## Exercise material
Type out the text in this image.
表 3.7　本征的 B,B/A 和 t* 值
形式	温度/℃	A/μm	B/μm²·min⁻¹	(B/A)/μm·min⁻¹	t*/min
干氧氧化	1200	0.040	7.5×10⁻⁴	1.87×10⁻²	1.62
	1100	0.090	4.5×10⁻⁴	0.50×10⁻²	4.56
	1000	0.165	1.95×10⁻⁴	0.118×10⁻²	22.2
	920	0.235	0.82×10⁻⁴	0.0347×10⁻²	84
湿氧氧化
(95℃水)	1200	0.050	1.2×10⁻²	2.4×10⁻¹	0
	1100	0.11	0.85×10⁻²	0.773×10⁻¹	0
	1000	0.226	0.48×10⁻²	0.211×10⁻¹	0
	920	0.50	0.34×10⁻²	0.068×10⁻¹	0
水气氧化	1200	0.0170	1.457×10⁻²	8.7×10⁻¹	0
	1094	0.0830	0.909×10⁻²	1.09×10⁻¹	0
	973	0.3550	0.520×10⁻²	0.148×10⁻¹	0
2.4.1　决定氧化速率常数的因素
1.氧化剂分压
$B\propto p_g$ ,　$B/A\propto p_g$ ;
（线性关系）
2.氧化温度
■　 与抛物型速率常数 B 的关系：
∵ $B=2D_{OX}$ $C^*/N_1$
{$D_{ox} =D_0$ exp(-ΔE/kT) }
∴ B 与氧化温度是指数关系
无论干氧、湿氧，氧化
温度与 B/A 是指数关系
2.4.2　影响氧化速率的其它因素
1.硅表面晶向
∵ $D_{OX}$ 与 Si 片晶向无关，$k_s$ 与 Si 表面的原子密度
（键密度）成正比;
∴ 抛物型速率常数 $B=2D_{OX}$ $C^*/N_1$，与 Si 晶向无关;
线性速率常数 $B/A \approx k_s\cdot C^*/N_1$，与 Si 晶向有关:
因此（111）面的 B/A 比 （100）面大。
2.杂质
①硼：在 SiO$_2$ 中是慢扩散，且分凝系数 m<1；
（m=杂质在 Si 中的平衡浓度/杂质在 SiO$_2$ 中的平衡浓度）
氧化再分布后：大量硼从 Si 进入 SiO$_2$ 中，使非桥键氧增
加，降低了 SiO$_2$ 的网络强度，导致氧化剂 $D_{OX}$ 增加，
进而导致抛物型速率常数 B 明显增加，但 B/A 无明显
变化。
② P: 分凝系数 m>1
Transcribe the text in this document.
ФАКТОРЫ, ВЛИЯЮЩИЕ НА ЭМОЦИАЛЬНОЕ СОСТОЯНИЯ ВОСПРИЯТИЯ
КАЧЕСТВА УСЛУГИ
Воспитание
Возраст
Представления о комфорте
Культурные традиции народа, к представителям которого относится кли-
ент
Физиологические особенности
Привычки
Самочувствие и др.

## Short task
Each line must be given again exactly as written above.

## Reply
Type out the text in this image.
表 3.7　本征的 B,B/A 和 t* 值
形式	温度/℃	A/μm	B/μm²·min⁻¹	(B/A)/μm·min⁻¹	t*/min
干氧氧化	1200	0.040	7.5×10⁻⁴	1.87×10⁻²	1.62
	1100	0.090	4.5×10⁻⁴	0.50×10⁻²	4.56
	1000	0.165	1.95×10⁻⁴	0.118×10⁻²	22.2
	920	0.235	0.82×10⁻⁴	0.0347×10⁻²	84
湿氧氧化
(95℃水)	1200	0.050	1.2×10⁻²	2.4×10⁻¹	0
	1100	0.11	0.85×10⁻²	0.773×10⁻¹	0
	1000	0.226	0.48×10⁻²	0.211×10⁻¹	0
	920	0.50	0.34×10⁻²	0.068×10⁻¹	0
水气氧化	1200	0.0170	1.457×10⁻²	8.7×10⁻¹	0
	1094	0.0830	0.909×10⁻²	1.09×10⁻¹	0
	973	0.3550	0.520×10⁻²	0.148×10⁻¹	0
2.4.1　决定氧化速率常数的因素
1.氧化剂分压
$B\propto p_g$ ,　$B/A\propto p_g$ ;
（线性关系）
2.氧化温度
■　 与抛物型速率常数 B 的关系：
∵ $B=2D_{OX}$ $C^*/N_1$
{$D_{ox} =D_0$ exp(-ΔE/kT) }
∴ B 与氧化温度是指数关系
无论干氧、湿氧，氧化
温度与 B/A 是指数关系
2.4.2　影响氧化速率的其它因素
1.硅表面晶向
∵ $D_{OX}$ 与 Si 片晶向无关，$k_s$ 与 Si 表面的原子密度
（键密度）成正比;
∴ 抛物型速率常数 $B=2D_{OX}$ $C^*/N_1$，与 Si 晶向无关;
线性速率常数 $B/A \approx k_s\cdot C^*/N_1$，与 Si 晶向有关:
因此（111）面的 B/A 比 （100）面大。
2.杂质
①硼：在 SiO$_2$ 中是慢扩散，且分凝系数 m<1；
（m=杂质在 Si 中的平衡浓度/杂质在 SiO$_2$ 中的平衡浓度）
氧化再分布后：大量硼从 Si 进入 SiO$_2$ 中，使非桥键氧增
加，降低了 SiO$_2$ 的网络强度，导致氧化剂 $D_{OX}$ 增加，
进而导致抛物型速率常数 B 明显增加，但 B/A 无明显
变化。
② P: 分凝系数 m>1
Transcribe the text in this document.
ФАКТОРЫ, ВЛИЯЮЩИЕ НА ЭМОЦИАЛЬНОЕ СОСТОЯНИЯ ВОСПРИЯТИЯ
КАЧЕСТВА УСЛУГИ
Воспитание
Возраст
Представления о комфорте
Культурные традиции народа, к представителям которого относится кли-
ент
Физиологические особенности
Привычки
Самочувствие и др.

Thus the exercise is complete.